GOAL
Set down the following rows verbatim, beginning at the line that contains "Decompose this screenshot" and stopping after the line that contains "left-axis-tick-label: -200000 [19, 328, 78, 345]", with both of those lines included. Omit the pictures from your answer.

RECORDS TO PROCESS
● ● ● ● ●

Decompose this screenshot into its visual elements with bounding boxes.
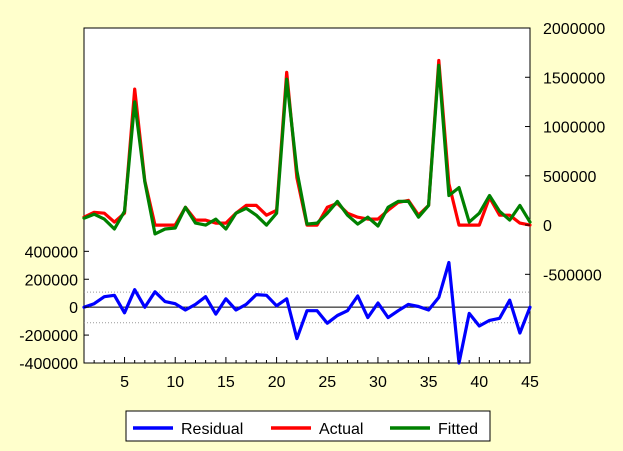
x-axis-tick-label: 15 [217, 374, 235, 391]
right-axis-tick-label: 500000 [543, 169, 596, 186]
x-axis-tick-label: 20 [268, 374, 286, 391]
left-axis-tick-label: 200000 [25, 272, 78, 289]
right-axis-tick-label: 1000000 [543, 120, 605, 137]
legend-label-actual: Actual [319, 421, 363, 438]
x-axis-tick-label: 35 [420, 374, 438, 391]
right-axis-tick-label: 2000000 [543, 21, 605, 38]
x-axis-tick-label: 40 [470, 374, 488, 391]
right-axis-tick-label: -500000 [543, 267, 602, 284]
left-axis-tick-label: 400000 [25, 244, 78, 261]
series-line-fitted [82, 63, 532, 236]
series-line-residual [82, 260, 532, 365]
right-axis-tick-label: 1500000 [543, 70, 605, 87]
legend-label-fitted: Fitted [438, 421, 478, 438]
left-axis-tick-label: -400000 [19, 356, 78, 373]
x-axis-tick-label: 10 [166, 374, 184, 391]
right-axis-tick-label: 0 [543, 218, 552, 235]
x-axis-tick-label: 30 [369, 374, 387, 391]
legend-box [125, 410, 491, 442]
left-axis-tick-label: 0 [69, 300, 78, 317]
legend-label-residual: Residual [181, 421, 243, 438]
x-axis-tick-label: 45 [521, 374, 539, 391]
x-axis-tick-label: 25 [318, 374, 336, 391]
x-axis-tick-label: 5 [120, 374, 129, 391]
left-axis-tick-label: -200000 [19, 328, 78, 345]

● ● ● ● ●

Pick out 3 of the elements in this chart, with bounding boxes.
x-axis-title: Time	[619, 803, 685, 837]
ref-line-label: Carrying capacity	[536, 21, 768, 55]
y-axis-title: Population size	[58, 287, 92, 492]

● ● ● ● ●

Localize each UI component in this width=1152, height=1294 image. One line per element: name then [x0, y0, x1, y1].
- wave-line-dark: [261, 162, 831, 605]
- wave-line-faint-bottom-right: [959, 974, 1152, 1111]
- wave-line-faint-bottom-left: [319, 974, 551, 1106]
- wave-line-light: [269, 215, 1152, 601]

● ● ● ● ●

TASK SOLUTION
Decompose this screenshot into its visual elements with bounding boxes.
x-axis-tick-label: 15 [217, 374, 235, 391]
right-axis-tick-label: 500000 [543, 169, 596, 186]
x-axis-tick-label: 20 [268, 374, 286, 391]
left-axis-tick-label: 200000 [25, 272, 78, 289]
right-axis-tick-label: 1000000 [543, 120, 605, 137]
legend-label-actual: Actual [319, 421, 363, 438]
x-axis-tick-label: 35 [420, 374, 438, 391]
right-axis-tick-label: 2000000 [543, 21, 605, 38]
x-axis-tick-label: 40 [470, 374, 488, 391]
right-axis-tick-label: -500000 [543, 267, 602, 284]
left-axis-tick-label: 400000 [25, 244, 78, 261]
series-line-fitted [82, 63, 532, 236]
series-line-residual [82, 260, 532, 365]
right-axis-tick-label: 1500000 [543, 70, 605, 87]
legend-label-fitted: Fitted [438, 421, 478, 438]
left-axis-tick-label: -400000 [19, 356, 78, 373]
x-axis-tick-label: 10 [166, 374, 184, 391]
right-axis-tick-label: 0 [543, 218, 552, 235]
x-axis-tick-label: 30 [369, 374, 387, 391]
legend-box [125, 410, 491, 442]
left-axis-tick-label: 0 [69, 300, 78, 317]
legend-label-residual: Residual [181, 421, 243, 438]
x-axis-tick-label: 45 [521, 374, 539, 391]
x-axis-tick-label: 25 [318, 374, 336, 391]
x-axis-tick-label: 5 [120, 374, 129, 391]
left-axis-tick-label: -200000 [19, 328, 78, 345]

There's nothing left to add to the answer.